[GIVEN PROBLEM]
Pull out each line of the data that includes the word "Carnegie".
**** DATA
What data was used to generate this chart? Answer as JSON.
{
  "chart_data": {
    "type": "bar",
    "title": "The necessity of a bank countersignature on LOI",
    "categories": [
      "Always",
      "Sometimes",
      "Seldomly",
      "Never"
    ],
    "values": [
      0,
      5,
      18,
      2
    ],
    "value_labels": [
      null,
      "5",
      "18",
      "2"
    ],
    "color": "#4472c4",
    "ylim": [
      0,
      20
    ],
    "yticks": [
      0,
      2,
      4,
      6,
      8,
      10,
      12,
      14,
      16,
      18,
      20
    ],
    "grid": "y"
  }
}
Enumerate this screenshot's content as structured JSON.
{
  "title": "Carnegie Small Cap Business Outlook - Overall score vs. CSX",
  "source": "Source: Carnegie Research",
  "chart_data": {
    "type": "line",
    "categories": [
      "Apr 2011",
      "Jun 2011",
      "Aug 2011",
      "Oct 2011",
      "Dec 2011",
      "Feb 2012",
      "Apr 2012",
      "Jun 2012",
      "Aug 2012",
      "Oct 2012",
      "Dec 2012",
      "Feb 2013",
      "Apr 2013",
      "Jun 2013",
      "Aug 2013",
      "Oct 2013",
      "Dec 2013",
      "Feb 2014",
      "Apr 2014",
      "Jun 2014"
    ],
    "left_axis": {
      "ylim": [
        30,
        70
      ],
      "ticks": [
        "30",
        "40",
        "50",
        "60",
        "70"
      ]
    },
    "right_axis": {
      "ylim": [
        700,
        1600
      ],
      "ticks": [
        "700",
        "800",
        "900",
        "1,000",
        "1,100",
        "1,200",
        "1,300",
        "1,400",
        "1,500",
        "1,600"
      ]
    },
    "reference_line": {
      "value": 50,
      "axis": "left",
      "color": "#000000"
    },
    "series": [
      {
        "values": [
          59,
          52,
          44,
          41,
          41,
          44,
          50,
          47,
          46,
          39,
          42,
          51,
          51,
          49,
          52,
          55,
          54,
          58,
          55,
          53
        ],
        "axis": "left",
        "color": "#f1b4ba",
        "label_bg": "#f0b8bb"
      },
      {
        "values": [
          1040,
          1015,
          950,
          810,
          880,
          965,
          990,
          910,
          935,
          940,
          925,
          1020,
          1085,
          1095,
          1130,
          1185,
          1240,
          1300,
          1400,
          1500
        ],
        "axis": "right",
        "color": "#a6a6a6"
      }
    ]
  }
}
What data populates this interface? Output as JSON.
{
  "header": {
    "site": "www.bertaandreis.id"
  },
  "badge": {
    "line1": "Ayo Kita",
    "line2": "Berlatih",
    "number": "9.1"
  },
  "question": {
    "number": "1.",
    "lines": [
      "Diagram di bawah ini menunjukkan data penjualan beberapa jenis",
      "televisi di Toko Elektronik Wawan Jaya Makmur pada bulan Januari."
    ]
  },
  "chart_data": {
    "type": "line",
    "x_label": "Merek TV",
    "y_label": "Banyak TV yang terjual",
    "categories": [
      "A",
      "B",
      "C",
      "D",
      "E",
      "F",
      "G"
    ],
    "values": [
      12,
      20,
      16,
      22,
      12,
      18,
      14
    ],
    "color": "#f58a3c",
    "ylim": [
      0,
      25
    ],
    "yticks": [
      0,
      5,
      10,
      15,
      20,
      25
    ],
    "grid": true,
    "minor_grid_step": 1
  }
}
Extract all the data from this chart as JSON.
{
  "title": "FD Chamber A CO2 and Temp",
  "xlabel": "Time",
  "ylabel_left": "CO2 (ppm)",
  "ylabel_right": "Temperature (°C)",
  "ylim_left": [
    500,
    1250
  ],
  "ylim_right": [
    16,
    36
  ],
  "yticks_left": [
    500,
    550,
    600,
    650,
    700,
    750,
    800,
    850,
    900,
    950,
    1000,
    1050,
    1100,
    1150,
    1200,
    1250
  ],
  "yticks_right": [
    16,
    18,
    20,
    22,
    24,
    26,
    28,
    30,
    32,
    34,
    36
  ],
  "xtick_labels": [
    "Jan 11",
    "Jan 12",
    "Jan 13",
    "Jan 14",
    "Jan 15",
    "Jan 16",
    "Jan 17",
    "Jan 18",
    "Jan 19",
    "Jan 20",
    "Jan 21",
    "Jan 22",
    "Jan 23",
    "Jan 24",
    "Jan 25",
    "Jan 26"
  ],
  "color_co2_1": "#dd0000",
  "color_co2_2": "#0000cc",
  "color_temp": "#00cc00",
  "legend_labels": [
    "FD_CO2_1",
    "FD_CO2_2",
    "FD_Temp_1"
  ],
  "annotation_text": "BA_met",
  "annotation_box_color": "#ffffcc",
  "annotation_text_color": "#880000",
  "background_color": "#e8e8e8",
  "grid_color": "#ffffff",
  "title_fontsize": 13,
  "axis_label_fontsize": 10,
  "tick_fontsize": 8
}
********
[RESULT OF THIS TASK]
  "title": "Carnegie Small Cap Business Outlook - Overall score vs. CSX",
  "source": "Source: Carnegie Research",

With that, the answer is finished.